> _QUÉ DEBES HACER_
Prolonga el fragmento sobre el exterminio de animales en la industria cárnica a partir de su última oración.

-------- FRAGMENTO PROPORCIONADO

Todos los horrores cometidos contra sí mismo por el ser humano son testimoniales e ínfimos ante la cantidad y la forma del genocidio animal, que ha crecido exponencialmente en los últimos 100 años y no para de crecer pese a ese supuesto aumento de la dieta vegana. La oferta se mantiene sin acorde a la demanda porque el capitalismo exige despilfarro y abundancia. Lo que los índices económicos llaman eufemísticamente crecimiento, progreso o bienestar no es más que una destrucción masiva de la naturaleza como jamás antes se había conocido, hasta límites de irreversibilidad. Las bombas nucleares no devastan tanto como la avaricia humana deforestando, hormigonando, expandiéndose como una metástasis. Es tal la magnitud que los animales mueren de cualquier manera, sin aturdimiento, sin inspección ni monitoreo, mecánicamente, como objetos. El animal ¨de consumo¨ es un referente ausente sobre el cual se ejercen rutinarios y diferentes tipos de violencia psíquica y física basados en estándares veterinarios y científicos pretenciosamente dirigidos a minimizar su sufrimiento, como si existiera una analgésia real, sin embargo no es otra cosa que lavado de conciencia social, negacionismo, confort psíquico y voluntad de querer tener las manos límpias. Pero los animales lo saben todo, huelen, escuchan y ven cuanto sucede con sentidos intuitivos mucho más desarrollados que los nuestros, son perfectamente conscientes de su destino, y son forzados en filas como hace 80 años en filas eran forzadas las presas a las cámaras de gas nazis. No es ninguna exageración comparar el genocidio animal con el nazi, en absoluto, incluso es ofensivo para los animales disociar los hechos, el modo y las cifras, porque el genocidio nazi duro unos años solamente y en una sóla hora de la actual producción de carne son exterminados más animales que durante toda la II Guerra Mundial. Somos recordistas de la muerte que aplacan su simple hedonismo con mil excusas, de carácter sanitario, legal, económico, de costumbre o tradición para satisfacer primitivos caprichos y ganar dinero a cualquier costa. Cuando la inteligencia sólo se utiliza para refinar el pretexto o justificar crímenes, entonces no sirve. Cualquier tradición que conlleve infringir sufrimiento a quien no quiere,debe desaparecer.

----------------
-------- DATOS EXTRAÍDOS

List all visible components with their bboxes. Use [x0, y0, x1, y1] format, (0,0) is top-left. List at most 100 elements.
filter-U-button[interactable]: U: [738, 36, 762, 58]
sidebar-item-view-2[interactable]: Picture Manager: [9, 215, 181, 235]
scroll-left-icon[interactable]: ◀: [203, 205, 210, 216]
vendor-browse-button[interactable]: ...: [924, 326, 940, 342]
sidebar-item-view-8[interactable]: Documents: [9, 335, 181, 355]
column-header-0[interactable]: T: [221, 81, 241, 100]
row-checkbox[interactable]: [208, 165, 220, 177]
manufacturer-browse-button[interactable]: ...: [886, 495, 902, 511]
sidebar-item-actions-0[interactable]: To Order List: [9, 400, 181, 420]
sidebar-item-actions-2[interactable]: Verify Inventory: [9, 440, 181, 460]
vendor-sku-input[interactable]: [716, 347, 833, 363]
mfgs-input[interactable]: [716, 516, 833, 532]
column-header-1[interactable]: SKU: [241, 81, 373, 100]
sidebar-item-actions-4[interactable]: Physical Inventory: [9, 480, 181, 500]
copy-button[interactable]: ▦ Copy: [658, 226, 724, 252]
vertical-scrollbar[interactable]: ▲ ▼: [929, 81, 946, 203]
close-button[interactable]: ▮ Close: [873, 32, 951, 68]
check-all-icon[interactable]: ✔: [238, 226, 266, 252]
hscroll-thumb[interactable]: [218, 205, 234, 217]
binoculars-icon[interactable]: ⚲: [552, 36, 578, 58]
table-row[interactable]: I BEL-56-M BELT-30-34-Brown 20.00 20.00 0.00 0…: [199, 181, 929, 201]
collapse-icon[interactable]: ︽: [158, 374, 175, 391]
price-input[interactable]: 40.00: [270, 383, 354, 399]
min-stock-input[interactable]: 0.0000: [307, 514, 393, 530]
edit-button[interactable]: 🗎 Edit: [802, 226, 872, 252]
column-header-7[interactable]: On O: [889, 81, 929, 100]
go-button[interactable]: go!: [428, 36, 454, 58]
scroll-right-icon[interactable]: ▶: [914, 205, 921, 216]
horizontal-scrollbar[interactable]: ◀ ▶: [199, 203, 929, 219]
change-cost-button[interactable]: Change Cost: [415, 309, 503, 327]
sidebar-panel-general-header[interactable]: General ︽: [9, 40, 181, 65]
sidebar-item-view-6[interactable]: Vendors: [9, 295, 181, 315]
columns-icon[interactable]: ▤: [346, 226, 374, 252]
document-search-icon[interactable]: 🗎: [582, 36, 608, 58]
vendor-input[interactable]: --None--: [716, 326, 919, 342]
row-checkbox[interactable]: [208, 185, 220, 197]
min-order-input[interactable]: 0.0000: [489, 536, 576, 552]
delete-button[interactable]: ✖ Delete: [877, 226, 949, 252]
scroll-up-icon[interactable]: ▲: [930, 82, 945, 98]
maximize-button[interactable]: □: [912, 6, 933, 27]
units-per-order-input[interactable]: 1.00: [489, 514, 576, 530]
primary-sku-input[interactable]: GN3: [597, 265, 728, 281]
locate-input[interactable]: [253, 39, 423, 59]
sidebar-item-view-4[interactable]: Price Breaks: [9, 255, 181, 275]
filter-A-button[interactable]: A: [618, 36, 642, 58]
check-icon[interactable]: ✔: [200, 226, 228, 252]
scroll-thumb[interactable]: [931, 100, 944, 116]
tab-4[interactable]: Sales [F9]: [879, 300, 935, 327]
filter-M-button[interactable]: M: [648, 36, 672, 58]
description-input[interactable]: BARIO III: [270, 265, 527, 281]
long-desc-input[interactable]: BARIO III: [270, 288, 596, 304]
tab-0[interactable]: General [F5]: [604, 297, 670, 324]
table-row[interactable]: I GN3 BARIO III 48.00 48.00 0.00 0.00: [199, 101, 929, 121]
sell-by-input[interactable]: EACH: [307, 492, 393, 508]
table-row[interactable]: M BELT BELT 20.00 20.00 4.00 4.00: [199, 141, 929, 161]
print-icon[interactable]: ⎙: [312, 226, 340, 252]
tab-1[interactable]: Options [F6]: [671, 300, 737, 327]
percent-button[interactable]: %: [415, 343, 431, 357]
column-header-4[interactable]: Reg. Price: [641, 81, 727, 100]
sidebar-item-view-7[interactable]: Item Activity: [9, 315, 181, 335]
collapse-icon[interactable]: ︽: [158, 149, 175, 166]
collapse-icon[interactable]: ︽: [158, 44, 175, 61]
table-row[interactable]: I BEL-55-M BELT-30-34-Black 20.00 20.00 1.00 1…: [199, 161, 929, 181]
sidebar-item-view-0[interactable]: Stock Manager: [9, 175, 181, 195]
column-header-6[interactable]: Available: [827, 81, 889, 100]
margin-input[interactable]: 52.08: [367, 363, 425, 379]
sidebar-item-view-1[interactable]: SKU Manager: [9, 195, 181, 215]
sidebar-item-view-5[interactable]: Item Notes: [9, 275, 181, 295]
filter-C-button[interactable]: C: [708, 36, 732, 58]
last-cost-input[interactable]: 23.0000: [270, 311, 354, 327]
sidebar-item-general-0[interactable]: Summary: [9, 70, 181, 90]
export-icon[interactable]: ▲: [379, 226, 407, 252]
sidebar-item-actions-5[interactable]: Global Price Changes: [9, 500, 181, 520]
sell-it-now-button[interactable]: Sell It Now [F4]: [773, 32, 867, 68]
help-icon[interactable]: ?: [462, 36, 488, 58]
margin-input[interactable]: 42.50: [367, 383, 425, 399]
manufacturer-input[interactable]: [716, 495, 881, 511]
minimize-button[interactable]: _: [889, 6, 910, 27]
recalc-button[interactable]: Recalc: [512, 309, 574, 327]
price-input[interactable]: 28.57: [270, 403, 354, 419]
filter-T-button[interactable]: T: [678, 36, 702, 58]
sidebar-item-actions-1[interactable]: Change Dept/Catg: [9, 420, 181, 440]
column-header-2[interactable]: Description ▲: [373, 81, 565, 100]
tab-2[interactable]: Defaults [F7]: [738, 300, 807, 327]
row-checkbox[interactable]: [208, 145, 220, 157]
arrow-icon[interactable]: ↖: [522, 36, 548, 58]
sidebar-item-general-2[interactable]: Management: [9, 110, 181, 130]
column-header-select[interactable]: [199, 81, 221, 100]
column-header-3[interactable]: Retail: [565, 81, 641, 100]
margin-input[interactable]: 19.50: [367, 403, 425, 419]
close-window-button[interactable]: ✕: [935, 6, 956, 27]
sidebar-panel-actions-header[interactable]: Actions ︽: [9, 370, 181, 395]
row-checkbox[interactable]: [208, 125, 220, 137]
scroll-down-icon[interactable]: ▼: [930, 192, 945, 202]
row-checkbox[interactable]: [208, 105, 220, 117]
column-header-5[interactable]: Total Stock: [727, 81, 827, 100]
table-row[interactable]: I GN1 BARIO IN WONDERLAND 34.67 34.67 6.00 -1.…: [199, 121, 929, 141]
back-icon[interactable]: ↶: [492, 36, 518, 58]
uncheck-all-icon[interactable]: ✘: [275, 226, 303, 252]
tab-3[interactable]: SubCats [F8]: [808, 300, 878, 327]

----------------

> _RESPUESTA_
Es un fracaso absoluto de la justicia que el ser humano, habiendo creado los códices y leyes más sofisticados para esclarecer culpas y proteger a víctimas, sin importar procedencia, raza, tendencia sexual o status económico, acabe ejecutando sin raciocinio a los más inocentes y puros de todos por pertenecer a otra especie. Las especies animales todas ellas, deben ser sujetas de derechos colectivos e individuales a sus vidas, su libertad y su integridad, y ello implica defender paralelamente los ecosistemas en que viven desde muchísimos millones de años antes que la nuestra. La tierra no es un organismo vivo en sí, pero sí la suma de millones de millones de organismos que interactúan con los minerales, la metereológía, las estaciones y todas las demás especies. Resumiendo: nos necesitamos para existir y permanecer.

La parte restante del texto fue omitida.